> INPUT MATERIAL
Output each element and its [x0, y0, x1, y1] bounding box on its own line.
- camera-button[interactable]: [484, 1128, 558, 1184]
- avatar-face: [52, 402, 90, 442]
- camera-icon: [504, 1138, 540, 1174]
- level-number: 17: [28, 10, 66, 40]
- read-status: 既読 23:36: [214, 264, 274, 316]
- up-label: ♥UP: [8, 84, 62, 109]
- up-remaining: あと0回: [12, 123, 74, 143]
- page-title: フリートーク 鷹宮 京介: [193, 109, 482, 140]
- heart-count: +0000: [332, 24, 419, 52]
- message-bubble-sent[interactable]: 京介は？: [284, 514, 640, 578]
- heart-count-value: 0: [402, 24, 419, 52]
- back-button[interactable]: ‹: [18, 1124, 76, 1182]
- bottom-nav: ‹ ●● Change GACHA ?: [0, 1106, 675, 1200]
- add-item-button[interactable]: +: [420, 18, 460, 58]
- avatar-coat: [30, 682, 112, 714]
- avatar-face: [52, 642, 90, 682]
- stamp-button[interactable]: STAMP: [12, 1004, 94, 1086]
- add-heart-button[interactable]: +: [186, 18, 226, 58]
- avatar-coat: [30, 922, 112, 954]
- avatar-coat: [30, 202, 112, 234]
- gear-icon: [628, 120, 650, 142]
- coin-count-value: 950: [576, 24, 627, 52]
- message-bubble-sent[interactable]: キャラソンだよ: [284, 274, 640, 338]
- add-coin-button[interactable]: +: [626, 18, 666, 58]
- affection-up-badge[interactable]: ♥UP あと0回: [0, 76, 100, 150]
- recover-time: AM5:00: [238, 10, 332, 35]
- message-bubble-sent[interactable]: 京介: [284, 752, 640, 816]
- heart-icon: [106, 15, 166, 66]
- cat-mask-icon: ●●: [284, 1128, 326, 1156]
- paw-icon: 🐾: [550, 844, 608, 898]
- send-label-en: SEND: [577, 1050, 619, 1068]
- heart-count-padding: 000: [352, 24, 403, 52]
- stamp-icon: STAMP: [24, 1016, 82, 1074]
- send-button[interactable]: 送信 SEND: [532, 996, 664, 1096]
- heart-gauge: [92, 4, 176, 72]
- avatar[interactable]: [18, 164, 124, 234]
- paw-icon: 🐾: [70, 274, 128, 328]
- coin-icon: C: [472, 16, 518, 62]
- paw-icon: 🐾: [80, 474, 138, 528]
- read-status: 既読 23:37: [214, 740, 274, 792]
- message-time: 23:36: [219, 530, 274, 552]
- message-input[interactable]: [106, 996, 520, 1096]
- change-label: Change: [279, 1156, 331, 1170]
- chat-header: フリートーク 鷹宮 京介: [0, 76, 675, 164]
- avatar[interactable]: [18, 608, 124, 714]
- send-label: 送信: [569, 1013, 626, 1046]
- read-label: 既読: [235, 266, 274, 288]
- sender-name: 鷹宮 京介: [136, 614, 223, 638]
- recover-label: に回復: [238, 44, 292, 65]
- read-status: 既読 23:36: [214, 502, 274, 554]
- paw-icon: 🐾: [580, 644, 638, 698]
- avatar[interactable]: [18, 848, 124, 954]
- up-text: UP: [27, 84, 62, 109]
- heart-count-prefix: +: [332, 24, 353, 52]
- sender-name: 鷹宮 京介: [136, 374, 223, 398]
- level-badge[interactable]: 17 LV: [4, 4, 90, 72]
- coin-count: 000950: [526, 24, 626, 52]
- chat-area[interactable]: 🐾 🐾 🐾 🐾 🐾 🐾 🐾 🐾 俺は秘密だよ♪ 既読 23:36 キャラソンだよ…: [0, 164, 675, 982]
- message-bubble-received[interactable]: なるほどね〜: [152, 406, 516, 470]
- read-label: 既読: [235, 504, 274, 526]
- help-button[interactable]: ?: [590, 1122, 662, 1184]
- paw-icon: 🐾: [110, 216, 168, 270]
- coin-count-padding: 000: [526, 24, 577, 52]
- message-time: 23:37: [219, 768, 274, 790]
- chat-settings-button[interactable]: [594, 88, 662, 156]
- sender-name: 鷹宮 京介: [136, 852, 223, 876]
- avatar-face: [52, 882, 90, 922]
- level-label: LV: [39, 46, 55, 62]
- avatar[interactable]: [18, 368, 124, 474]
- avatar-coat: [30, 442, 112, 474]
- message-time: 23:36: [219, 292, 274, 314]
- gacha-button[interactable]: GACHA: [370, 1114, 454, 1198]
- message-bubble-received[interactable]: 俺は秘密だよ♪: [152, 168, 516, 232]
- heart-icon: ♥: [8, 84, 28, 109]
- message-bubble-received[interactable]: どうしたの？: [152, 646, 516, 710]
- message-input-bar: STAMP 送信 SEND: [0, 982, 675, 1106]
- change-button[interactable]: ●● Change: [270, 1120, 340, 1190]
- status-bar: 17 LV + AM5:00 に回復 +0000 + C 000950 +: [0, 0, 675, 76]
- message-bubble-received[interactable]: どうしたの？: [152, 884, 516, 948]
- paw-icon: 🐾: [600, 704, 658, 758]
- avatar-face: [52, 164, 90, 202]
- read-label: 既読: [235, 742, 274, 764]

...

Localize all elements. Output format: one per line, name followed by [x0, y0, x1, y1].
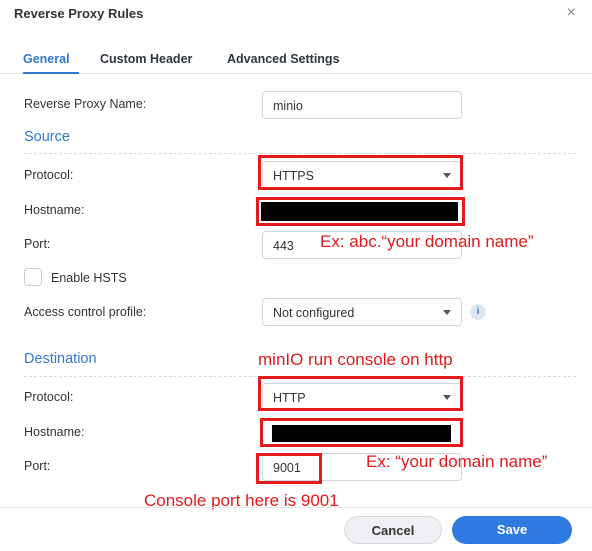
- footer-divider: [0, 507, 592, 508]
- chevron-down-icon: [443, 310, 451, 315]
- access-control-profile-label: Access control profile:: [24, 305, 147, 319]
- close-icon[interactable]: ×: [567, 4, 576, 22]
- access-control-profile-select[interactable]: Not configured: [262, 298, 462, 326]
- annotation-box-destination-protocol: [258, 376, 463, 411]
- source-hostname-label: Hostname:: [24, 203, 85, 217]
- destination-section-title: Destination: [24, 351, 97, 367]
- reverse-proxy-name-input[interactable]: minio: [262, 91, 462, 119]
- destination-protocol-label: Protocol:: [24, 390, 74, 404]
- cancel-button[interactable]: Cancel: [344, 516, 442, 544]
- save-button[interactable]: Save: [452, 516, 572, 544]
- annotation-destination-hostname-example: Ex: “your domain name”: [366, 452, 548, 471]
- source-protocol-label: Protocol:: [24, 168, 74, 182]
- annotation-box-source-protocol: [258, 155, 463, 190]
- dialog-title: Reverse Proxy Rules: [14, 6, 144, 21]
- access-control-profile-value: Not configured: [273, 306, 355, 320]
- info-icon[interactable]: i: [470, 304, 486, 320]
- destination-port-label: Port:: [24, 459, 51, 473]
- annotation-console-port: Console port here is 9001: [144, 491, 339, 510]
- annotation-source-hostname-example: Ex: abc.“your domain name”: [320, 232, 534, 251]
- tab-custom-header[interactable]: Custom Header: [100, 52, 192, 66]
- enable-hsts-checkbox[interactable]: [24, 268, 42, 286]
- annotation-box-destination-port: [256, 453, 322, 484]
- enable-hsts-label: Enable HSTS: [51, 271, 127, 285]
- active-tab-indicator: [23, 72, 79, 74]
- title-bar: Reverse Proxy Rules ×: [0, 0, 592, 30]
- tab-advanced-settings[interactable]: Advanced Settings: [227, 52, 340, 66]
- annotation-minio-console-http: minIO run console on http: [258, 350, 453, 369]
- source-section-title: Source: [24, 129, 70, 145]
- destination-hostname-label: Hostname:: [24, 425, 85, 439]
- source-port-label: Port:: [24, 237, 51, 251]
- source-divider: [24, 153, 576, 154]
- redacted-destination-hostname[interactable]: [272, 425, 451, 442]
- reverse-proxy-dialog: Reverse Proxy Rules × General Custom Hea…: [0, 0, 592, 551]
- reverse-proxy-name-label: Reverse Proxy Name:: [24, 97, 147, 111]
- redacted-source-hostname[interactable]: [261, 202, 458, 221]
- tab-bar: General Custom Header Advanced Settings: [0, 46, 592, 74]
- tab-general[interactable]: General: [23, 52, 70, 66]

> BRIEF
Which lines above contain the string "console" with its case matched? Report each one in full.

> FINISHED TASK
- annotation-console-port: Console port here is 9001: [144, 491, 339, 510]
- annotation-minio-console-http: minIO run console on http: [258, 350, 453, 369]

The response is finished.